> Your instructions:
The records are to be restated in their entirety, word for word.

Data items
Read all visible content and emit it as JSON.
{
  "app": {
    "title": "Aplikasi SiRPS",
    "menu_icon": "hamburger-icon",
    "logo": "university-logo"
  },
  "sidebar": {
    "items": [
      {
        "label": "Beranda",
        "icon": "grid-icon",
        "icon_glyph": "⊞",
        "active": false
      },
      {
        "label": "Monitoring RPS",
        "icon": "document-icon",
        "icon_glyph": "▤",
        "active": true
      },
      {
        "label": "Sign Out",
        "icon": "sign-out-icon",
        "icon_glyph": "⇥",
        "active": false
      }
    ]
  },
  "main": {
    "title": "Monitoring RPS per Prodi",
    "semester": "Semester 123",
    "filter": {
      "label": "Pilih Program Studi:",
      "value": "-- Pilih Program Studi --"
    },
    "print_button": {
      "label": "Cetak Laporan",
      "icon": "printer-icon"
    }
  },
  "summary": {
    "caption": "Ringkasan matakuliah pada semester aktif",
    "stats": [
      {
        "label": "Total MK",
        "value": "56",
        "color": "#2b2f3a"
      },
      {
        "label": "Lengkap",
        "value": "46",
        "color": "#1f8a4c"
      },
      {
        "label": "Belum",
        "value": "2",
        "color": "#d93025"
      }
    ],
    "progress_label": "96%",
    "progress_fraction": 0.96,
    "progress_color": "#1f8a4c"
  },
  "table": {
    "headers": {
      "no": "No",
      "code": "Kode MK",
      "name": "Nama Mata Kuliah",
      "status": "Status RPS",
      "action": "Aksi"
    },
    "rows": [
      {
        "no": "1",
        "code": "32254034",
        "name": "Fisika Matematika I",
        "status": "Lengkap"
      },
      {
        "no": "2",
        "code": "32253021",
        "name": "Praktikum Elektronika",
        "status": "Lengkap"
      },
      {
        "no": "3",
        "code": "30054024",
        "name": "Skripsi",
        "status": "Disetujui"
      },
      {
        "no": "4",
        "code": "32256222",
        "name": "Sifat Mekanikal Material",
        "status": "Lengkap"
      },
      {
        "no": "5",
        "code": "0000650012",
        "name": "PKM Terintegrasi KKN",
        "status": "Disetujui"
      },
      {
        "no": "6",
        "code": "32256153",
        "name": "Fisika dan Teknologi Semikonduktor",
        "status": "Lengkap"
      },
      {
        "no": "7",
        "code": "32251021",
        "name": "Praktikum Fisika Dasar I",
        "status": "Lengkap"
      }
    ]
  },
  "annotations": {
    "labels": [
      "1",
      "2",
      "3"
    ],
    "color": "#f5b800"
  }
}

> Result of this exercise:
Read all visible content and emit it as JSON.
{
  "app": {
    "title": "Aplikasi SiRPS",
    "menu_icon": "hamburger-icon",
    "logo": "university-logo"
  },
  "sidebar": {
    "items": [
      {
        "label": "Beranda",
        "icon": "grid-icon",
        "icon_glyph": "⊞",
        "active": false
      },
      {
        "label": "Monitoring RPS",
        "icon": "document-icon",
        "icon_glyph": "▤",
        "active": true
      },
      {
        "label": "Sign Out",
        "icon": "sign-out-icon",
        "icon_glyph": "⇥",
        "active": false
      }
    ]
  },
  "main": {
    "title": "Monitoring RPS per Prodi",
    "semester": "Semester 123",
    "filter": {
      "label": "Pilih Program Studi:",
      "value": "-- Pilih Program Studi --"
    },
    "print_button": {
      "label": "Cetak Laporan",
      "icon": "printer-icon"
    }
  },
  "summary": {
    "caption": "Ringkasan matakuliah pada semester aktif",
    "stats": [
      {
        "label": "Total MK",
        "value": "56",
        "color": "#2b2f3a"
      },
      {
        "label": "Lengkap",
        "value": "46",
        "color": "#1f8a4c"
      },
      {
        "label": "Belum",
        "value": "2",
        "color": "#d93025"
      }
    ],
    "progress_label": "96%",
    "progress_fraction": 0.96,
    "progress_color": "#1f8a4c"
  },
  "table": {
    "headers": {
      "no": "No",
      "code": "Kode MK",
      "name": "Nama Mata Kuliah",
      "status": "Status RPS",
      "action": "Aksi"
    },
    "rows": [
      {
        "no": "1",
        "code": "32254034",
        "name": "Fisika Matematika I",
        "status": "Lengkap"
      },
      {
        "no": "2",
        "code": "32253021",
        "name": "Praktikum Elektronika",
        "status": "Lengkap"
      },
      {
        "no": "3",
        "code": "30054024",
        "name": "Skripsi",
        "status": "Disetujui"
      },
      {
        "no": "4",
        "code": "32256222",
        "name": "Sifat Mekanikal Material",
        "status": "Lengkap"
      },
      {
        "no": "5",
        "code": "0000650012",
        "name": "PKM Terintegrasi KKN",
        "status": "Disetujui"
      },
      {
        "no": "6",
        "code": "32256153",
        "name": "Fisika dan Teknologi Semikonduktor",
        "status": "Lengkap"
      },
      {
        "no": "7",
        "code": "32251021",
        "name": "Praktikum Fisika Dasar I",
        "status": "Lengkap"
      }
    ]
  },
  "annotations": {
    "labels": [
      "1",
      "2",
      "3"
    ],
    "color": "#f5b800"
  }
}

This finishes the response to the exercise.